** Begin Supplied material **

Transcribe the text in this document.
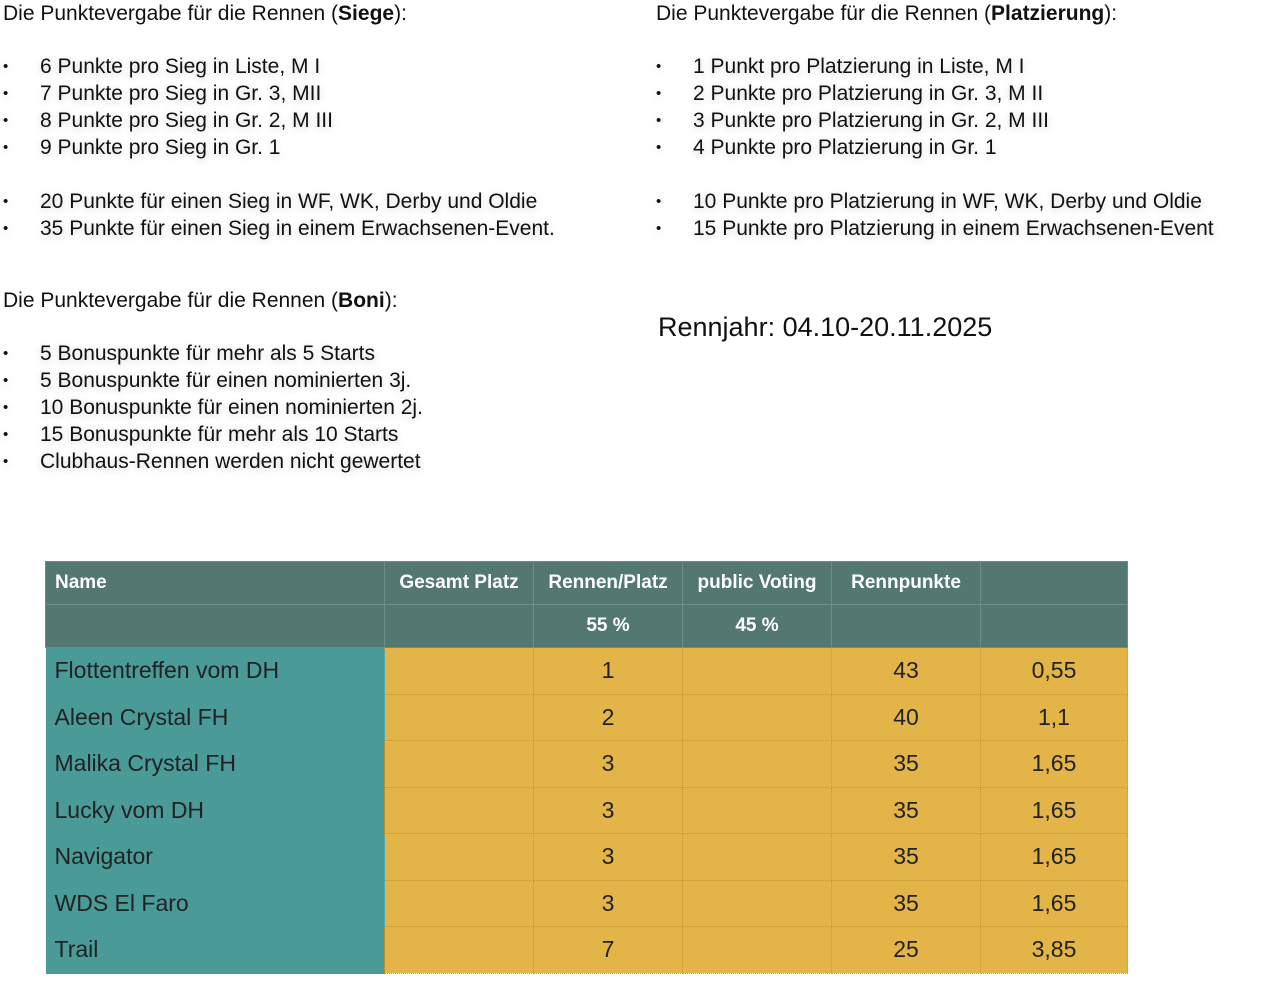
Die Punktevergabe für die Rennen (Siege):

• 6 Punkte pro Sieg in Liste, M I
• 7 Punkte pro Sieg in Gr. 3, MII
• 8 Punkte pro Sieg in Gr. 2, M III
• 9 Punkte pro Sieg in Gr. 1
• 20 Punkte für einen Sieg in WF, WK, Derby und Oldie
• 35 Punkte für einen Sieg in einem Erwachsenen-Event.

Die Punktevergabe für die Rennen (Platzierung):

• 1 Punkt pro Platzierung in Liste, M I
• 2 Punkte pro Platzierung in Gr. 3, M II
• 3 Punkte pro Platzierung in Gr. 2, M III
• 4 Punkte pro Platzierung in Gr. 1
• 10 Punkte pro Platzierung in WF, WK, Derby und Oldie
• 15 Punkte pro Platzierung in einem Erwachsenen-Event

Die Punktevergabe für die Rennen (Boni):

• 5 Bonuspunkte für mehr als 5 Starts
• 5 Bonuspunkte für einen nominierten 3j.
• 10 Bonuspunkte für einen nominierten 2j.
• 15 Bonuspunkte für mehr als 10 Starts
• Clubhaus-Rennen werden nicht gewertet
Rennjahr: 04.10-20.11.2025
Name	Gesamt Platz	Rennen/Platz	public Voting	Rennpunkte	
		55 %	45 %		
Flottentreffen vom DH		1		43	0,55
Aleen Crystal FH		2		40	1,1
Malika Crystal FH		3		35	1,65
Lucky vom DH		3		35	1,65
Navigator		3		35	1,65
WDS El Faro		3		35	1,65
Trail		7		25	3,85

** End Supplied material **

Copy every line of the records above that contains "Liste".

• 6 Punkte pro Sieg in Liste, M I
• 1 Punkt pro Platzierung in Liste, M I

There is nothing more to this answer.